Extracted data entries
====
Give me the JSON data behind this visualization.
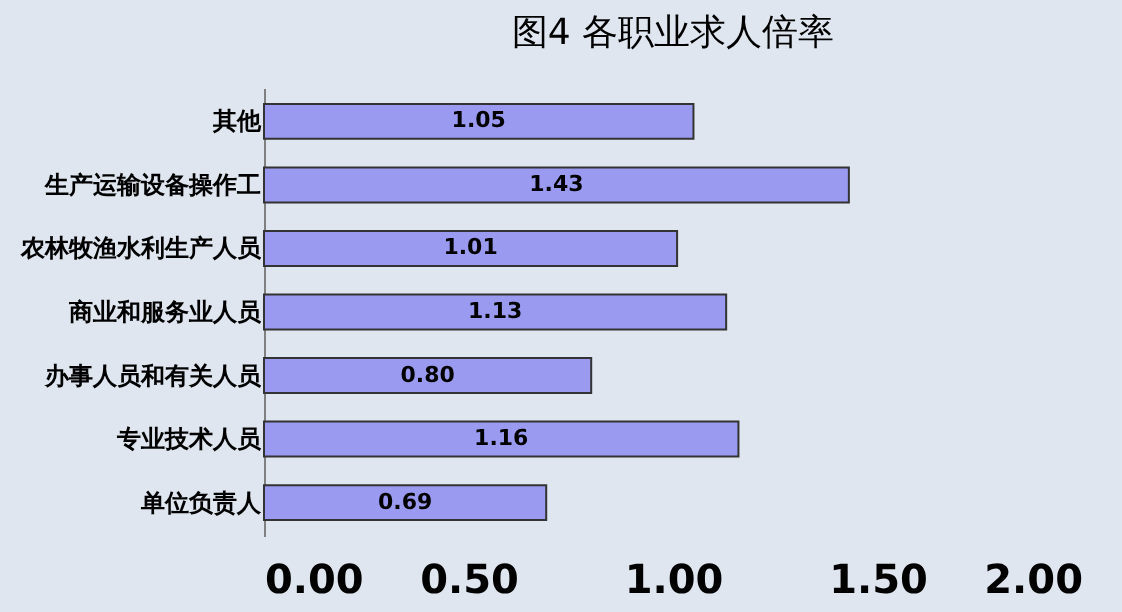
{
  "chart_data": {
    "type": "bar",
    "orientation": "horizontal",
    "title": "图4  各职业求人倍率",
    "categories": [
      "其他",
      "生产运输设备操作工",
      "农林牧渔水利生产人员",
      "商业和服务业人员",
      "办事人员和有关人员",
      "专业技术人员",
      "单位负责人"
    ],
    "values": [
      1.05,
      1.43,
      1.01,
      1.13,
      0.8,
      1.16,
      0.69
    ],
    "value_labels": [
      "1.05",
      "1.43",
      "1.01",
      "1.13",
      "0.80",
      "1.16",
      "0.69"
    ],
    "color": "#9a9af0",
    "xlim": [
      0,
      2
    ],
    "xticks": [
      {
        "value": 0,
        "label": "0.00"
      },
      {
        "value": 0.5,
        "label": "0.50"
      },
      {
        "value": 1,
        "label": "1.00"
      },
      {
        "value": 1.5,
        "label": "1.50"
      },
      {
        "value": 2,
        "label": "2.00"
      }
    ],
    "grid": false
  }
}
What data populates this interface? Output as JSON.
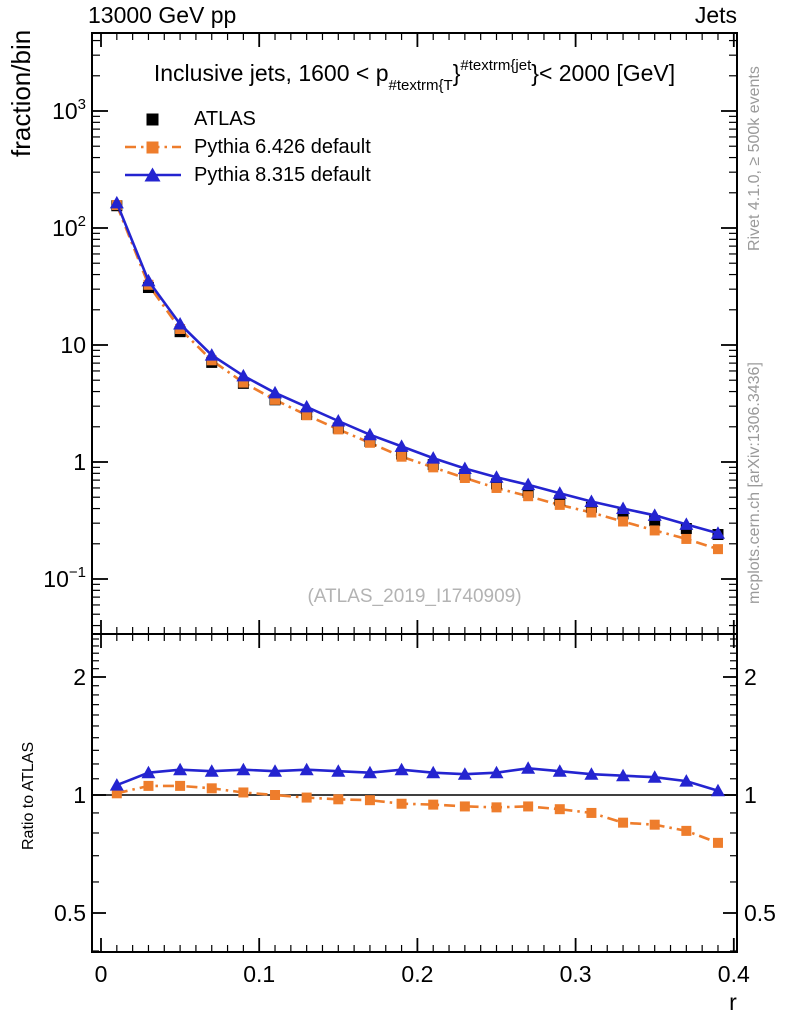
{
  "header": {
    "left": "13000 GeV pp",
    "right": "Jets"
  },
  "title": {
    "pre": "Inclusive jets, 1600 < p",
    "sub": "#textrm{T",
    "brace1": "}",
    "sup": "#textrm{jet",
    "brace2": "}",
    "post": " < 2000 [GeV]"
  },
  "legend": [
    {
      "label": "ATLAS",
      "marker": "square",
      "line": "none",
      "color": "#000000"
    },
    {
      "label": "Pythia 6.426 default",
      "marker": "square",
      "line": "dashdot",
      "color": "#ee7d2c"
    },
    {
      "label": "Pythia 8.315 default",
      "marker": "triangle",
      "line": "solid",
      "color": "#2424d0"
    }
  ],
  "watermark": "(ATLAS_2019_I1740909)",
  "side_notes": {
    "top": "Rivet 4.1.0, ≥ 500k events",
    "bottom": "mcplots.cern.ch [arXiv:1306.3436]"
  },
  "axes": {
    "main_ylabel": "fraction/bin",
    "ratio_ylabel": "Ratio to ATLAS",
    "xlabel": "r",
    "x_major_ticks": [
      0,
      0.1,
      0.2,
      0.3,
      0.4
    ],
    "x_tick_labels": [
      "0",
      "0.1",
      "0.2",
      "0.3",
      "0.4"
    ],
    "main_y_tick_labels": [
      {
        "value": 1000,
        "base": "10",
        "exp": "3"
      },
      {
        "value": 100,
        "base": "10",
        "exp": "2"
      },
      {
        "value": 10,
        "base": "10",
        "exp": ""
      },
      {
        "value": 1,
        "base": "1",
        "exp": ""
      },
      {
        "value": 0.1,
        "base": "10",
        "exp": "−1"
      }
    ],
    "ratio_y_ticks": [
      {
        "value": 2,
        "label": "2"
      },
      {
        "value": 1,
        "label": "1"
      },
      {
        "value": 0.5,
        "label": "0.5"
      }
    ]
  },
  "colors": {
    "atlas": "#000000",
    "pythia6": "#ee7d2c",
    "pythia8": "#2424d0",
    "frame": "#000000",
    "gray_text": "#9a9a9a",
    "watermark": "#b3b3b3"
  },
  "chart_data": [
    {
      "type": "line",
      "panel": "main",
      "title": "Inclusive jets, 1600 < p_{#textrm{T}}^{#textrm{jet}} < 2000 [GeV]",
      "xlabel": "r",
      "ylabel": "fraction/bin",
      "yscale": "log",
      "xlim": [
        -0.006,
        0.402
      ],
      "ylim": [
        0.033,
        4600
      ],
      "x": [
        0.01,
        0.03,
        0.05,
        0.07,
        0.09,
        0.11,
        0.13,
        0.15,
        0.17,
        0.19,
        0.21,
        0.23,
        0.25,
        0.27,
        0.29,
        0.31,
        0.33,
        0.35,
        0.37,
        0.39
      ],
      "series": [
        {
          "name": "ATLAS",
          "values": [
            155,
            31,
            13,
            7.1,
            4.7,
            3.4,
            2.55,
            1.95,
            1.5,
            1.17,
            0.95,
            0.78,
            0.65,
            0.55,
            0.47,
            0.41,
            0.36,
            0.315,
            0.27,
            0.24
          ]
        },
        {
          "name": "Pythia 6.426 default",
          "values": [
            157,
            32.7,
            13.7,
            7.4,
            4.77,
            3.4,
            2.51,
            1.9,
            1.46,
            1.11,
            0.9,
            0.73,
            0.6,
            0.51,
            0.43,
            0.37,
            0.31,
            0.26,
            0.22,
            0.18
          ]
        },
        {
          "name": "Pythia 8.315 default",
          "values": [
            164,
            35.3,
            15.1,
            8.2,
            5.45,
            3.9,
            2.96,
            2.24,
            1.71,
            1.36,
            1.08,
            0.88,
            0.74,
            0.64,
            0.54,
            0.46,
            0.4,
            0.35,
            0.293,
            0.246
          ]
        }
      ]
    },
    {
      "type": "line",
      "panel": "ratio",
      "ylabel": "Ratio to ATLAS",
      "yscale": "log",
      "ylim": [
        0.39,
        2.56
      ],
      "x": [
        0.01,
        0.03,
        0.05,
        0.07,
        0.09,
        0.11,
        0.13,
        0.15,
        0.17,
        0.19,
        0.21,
        0.23,
        0.25,
        0.27,
        0.29,
        0.31,
        0.33,
        0.35,
        0.37,
        0.39
      ],
      "series": [
        {
          "name": "Pythia 6.426 default",
          "values": [
            1.01,
            1.055,
            1.055,
            1.04,
            1.015,
            1.0,
            0.985,
            0.975,
            0.97,
            0.95,
            0.945,
            0.935,
            0.93,
            0.935,
            0.92,
            0.9,
            0.85,
            0.84,
            0.81,
            0.755
          ]
        },
        {
          "name": "Pythia 8.315 default",
          "values": [
            1.06,
            1.14,
            1.16,
            1.15,
            1.16,
            1.15,
            1.16,
            1.15,
            1.14,
            1.16,
            1.14,
            1.13,
            1.14,
            1.17,
            1.15,
            1.13,
            1.12,
            1.11,
            1.085,
            1.025
          ]
        }
      ]
    }
  ]
}
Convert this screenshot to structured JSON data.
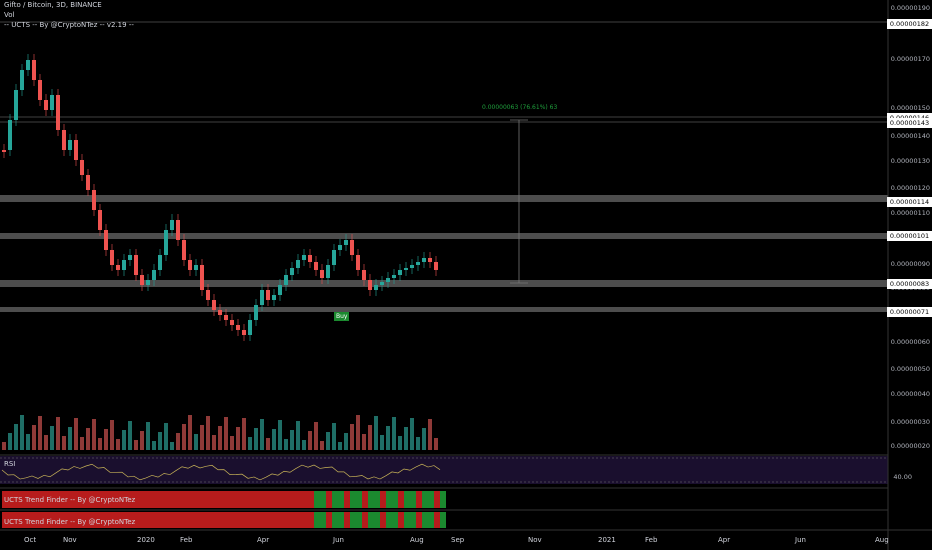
{
  "header": {
    "symbol_line": "Gifto / Bitcoin, 3D, BINANCE",
    "vol_label": "Vol",
    "indicator_line": "-- UCTS -- By @CryptoNTez -- v2.19 --"
  },
  "price_axis": {
    "ticks": [
      "0.00000190",
      "0.00000170",
      "0.00000150",
      "0.00000140",
      "0.00000130",
      "0.00000120",
      "0.00000110",
      "0.00000090",
      "0.00000080",
      "0.00000060",
      "0.00000050",
      "0.00000040",
      "0.00000030",
      "0.00000020"
    ],
    "highlight_boxes": [
      "0.00000182",
      "0.00000146",
      "0.00000143",
      "0.00000114",
      "0.00000101",
      "0.00000083",
      "0.00000071"
    ]
  },
  "measure_label": "0.00000063 (76.61%) 63",
  "buy_label": "Buy",
  "rsi": {
    "title": "RSI",
    "value": "40.00"
  },
  "trend_finder_1": "UCTS Trend Finder -- By @CryptoNTez",
  "trend_finder_2": "UCTS Trend Finder -- By @CryptoNTez",
  "time_axis": [
    "Oct",
    "Nov",
    "2020",
    "Feb",
    "Apr",
    "Jun",
    "Aug",
    "Sep",
    "Nov",
    "2021",
    "Feb",
    "Apr",
    "Jun",
    "Aug"
  ],
  "colors": {
    "up": "#26a69a",
    "down": "#ef5350",
    "bg": "#000000",
    "zone": "#4a4a4a",
    "rsi_bg": "#1a0f2e"
  }
}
====
■ What you will do
Images should not appear in the copy; retype the listing above exactly.

■ Reply
Give me the JSON data behind this visualization.
{
  "chart_data": {
    "type": "bar",
    "orientation": "horizontal",
    "title": "图4  各职业求人倍率",
    "categories": [
      "其他",
      "生产运输设备操作工",
      "农林牧渔水利生产人员",
      "商业和服务业人员",
      "办事人员和有关人员",
      "专业技术人员",
      "单位负责人"
    ],
    "values": [
      1.05,
      1.43,
      1.01,
      1.13,
      0.8,
      1.16,
      0.69
    ],
    "value_labels": [
      "1.05",
      "1.43",
      "1.01",
      "1.13",
      "0.80",
      "1.16",
      "0.69"
    ],
    "color": "#9a9af0",
    "xlim": [
      0,
      2
    ],
    "xticks": [
      {
        "value": 0,
        "label": "0.00"
      },
      {
        "value": 0.5,
        "label": "0.50"
      },
      {
        "value": 1,
        "label": "1.00"
      },
      {
        "value": 1.5,
        "label": "1.50"
      },
      {
        "value": 2,
        "label": "2.00"
      }
    ],
    "grid": false
  }
}
What data populates this interface? Output as JSON.
{
  "header": {
    "left": "13000 GeV pp",
    "right": "Jets"
  },
  "title": {
    "pre": "Inclusive jets, 1600 < p",
    "sub": "#textrm{T",
    "brace1": "}",
    "sup": "#textrm{jet",
    "brace2": "}",
    "post": " < 2000 [GeV]"
  },
  "legend": [
    {
      "label": "ATLAS",
      "marker": "square",
      "line": "none",
      "color": "#000000"
    },
    {
      "label": "Pythia 6.426 default",
      "marker": "square",
      "line": "dashdot",
      "color": "#ee7d2c"
    },
    {
      "label": "Pythia 8.315 default",
      "marker": "triangle",
      "line": "solid",
      "color": "#2424d0"
    }
  ],
  "watermark": "(ATLAS_2019_I1740909)",
  "side_notes": {
    "top": "Rivet 4.1.0, ≥ 500k events",
    "bottom": "mcplots.cern.ch [arXiv:1306.3436]"
  },
  "axes": {
    "main_ylabel": "fraction/bin",
    "ratio_ylabel": "Ratio to ATLAS",
    "xlabel": "r",
    "x_major_ticks": [
      0,
      0.1,
      0.2,
      0.3,
      0.4
    ],
    "x_tick_labels": [
      "0",
      "0.1",
      "0.2",
      "0.3",
      "0.4"
    ],
    "main_y_tick_labels": [
      {
        "value": 1000,
        "base": "10",
        "exp": "3"
      },
      {
        "value": 100,
        "base": "10",
        "exp": "2"
      },
      {
        "value": 10,
        "base": "10",
        "exp": ""
      },
      {
        "value": 1,
        "base": "1",
        "exp": ""
      },
      {
        "value": 0.1,
        "base": "10",
        "exp": "−1"
      }
    ],
    "ratio_y_ticks": [
      {
        "value": 2,
        "label": "2"
      },
      {
        "value": 1,
        "label": "1"
      },
      {
        "value": 0.5,
        "label": "0.5"
      }
    ]
  },
  "colors": {
    "atlas": "#000000",
    "pythia6": "#ee7d2c",
    "pythia8": "#2424d0",
    "frame": "#000000",
    "gray_text": "#9a9a9a",
    "watermark": "#b3b3b3"
  },
  "chart_data": [
    {
      "type": "line",
      "panel": "main",
      "title": "Inclusive jets, 1600 < p_{#textrm{T}}^{#textrm{jet}} < 2000 [GeV]",
      "xlabel": "r",
      "ylabel": "fraction/bin",
      "yscale": "log",
      "xlim": [
        -0.006,
        0.402
      ],
      "ylim": [
        0.033,
        4600
      ],
      "x": [
        0.01,
        0.03,
        0.05,
        0.07,
        0.09,
        0.11,
        0.13,
        0.15,
        0.17,
        0.19,
        0.21,
        0.23,
        0.25,
        0.27,
        0.29,
        0.31,
        0.33,
        0.35,
        0.37,
        0.39
      ],
      "series": [
        {
          "name": "ATLAS",
          "values": [
            155,
            31,
            13,
            7.1,
            4.7,
            3.4,
            2.55,
            1.95,
            1.5,
            1.17,
            0.95,
            0.78,
            0.65,
            0.55,
            0.47,
            0.41,
            0.36,
            0.315,
            0.27,
            0.24
          ]
        },
        {
          "name": "Pythia 6.426 default",
          "values": [
            157,
            32.7,
            13.7,
            7.4,
            4.77,
            3.4,
            2.51,
            1.9,
            1.46,
            1.11,
            0.9,
            0.73,
            0.6,
            0.51,
            0.43,
            0.37,
            0.31,
            0.26,
            0.22,
            0.18
          ]
        },
        {
          "name": "Pythia 8.315 default",
          "values": [
            164,
            35.3,
            15.1,
            8.2,
            5.45,
            3.9,
            2.96,
            2.24,
            1.71,
            1.36,
            1.08,
            0.88,
            0.74,
            0.64,
            0.54,
            0.46,
            0.4,
            0.35,
            0.293,
            0.246
          ]
        }
      ]
    },
    {
      "type": "line",
      "panel": "ratio",
      "ylabel": "Ratio to ATLAS",
      "yscale": "log",
      "ylim": [
        0.39,
        2.56
      ],
      "x": [
        0.01,
        0.03,
        0.05,
        0.07,
        0.09,
        0.11,
        0.13,
        0.15,
        0.17,
        0.19,
        0.21,
        0.23,
        0.25,
        0.27,
        0.29,
        0.31,
        0.33,
        0.35,
        0.37,
        0.39
      ],
      "series": [
        {
          "name": "Pythia 6.426 default",
          "values": [
            1.01,
            1.055,
            1.055,
            1.04,
            1.015,
            1.0,
            0.985,
            0.975,
            0.97,
            0.95,
            0.945,
            0.935,
            0.93,
            0.935,
            0.92,
            0.9,
            0.85,
            0.84,
            0.81,
            0.755
          ]
        },
        {
          "name": "Pythia 8.315 default",
          "values": [
            1.06,
            1.14,
            1.16,
            1.15,
            1.16,
            1.15,
            1.16,
            1.15,
            1.14,
            1.16,
            1.14,
            1.13,
            1.14,
            1.17,
            1.15,
            1.13,
            1.12,
            1.11,
            1.085,
            1.025
          ]
        }
      ]
    }
  ]
}
Convert this screenshot to structured JSON data.
{
  "header": {
    "symbol_line": "Gifto / Bitcoin, 3D, BINANCE",
    "vol_label": "Vol",
    "indicator_line": "-- UCTS -- By @CryptoNTez -- v2.19 --"
  },
  "price_axis": {
    "ticks": [
      "0.00000190",
      "0.00000170",
      "0.00000150",
      "0.00000140",
      "0.00000130",
      "0.00000120",
      "0.00000110",
      "0.00000090",
      "0.00000080",
      "0.00000060",
      "0.00000050",
      "0.00000040",
      "0.00000030",
      "0.00000020"
    ],
    "highlight_boxes": [
      "0.00000182",
      "0.00000146",
      "0.00000143",
      "0.00000114",
      "0.00000101",
      "0.00000083",
      "0.00000071"
    ]
  },
  "measure_label": "0.00000063 (76.61%) 63",
  "buy_label": "Buy",
  "rsi": {
    "title": "RSI",
    "value": "40.00"
  },
  "trend_finder_1": "UCTS Trend Finder -- By @CryptoNTez",
  "trend_finder_2": "UCTS Trend Finder -- By @CryptoNTez",
  "time_axis": [
    "Oct",
    "Nov",
    "2020",
    "Feb",
    "Apr",
    "Jun",
    "Aug",
    "Sep",
    "Nov",
    "2021",
    "Feb",
    "Apr",
    "Jun",
    "Aug"
  ],
  "colors": {
    "up": "#26a69a",
    "down": "#ef5350",
    "bg": "#000000",
    "zone": "#4a4a4a",
    "rsi_bg": "#1a0f2e"
  }
}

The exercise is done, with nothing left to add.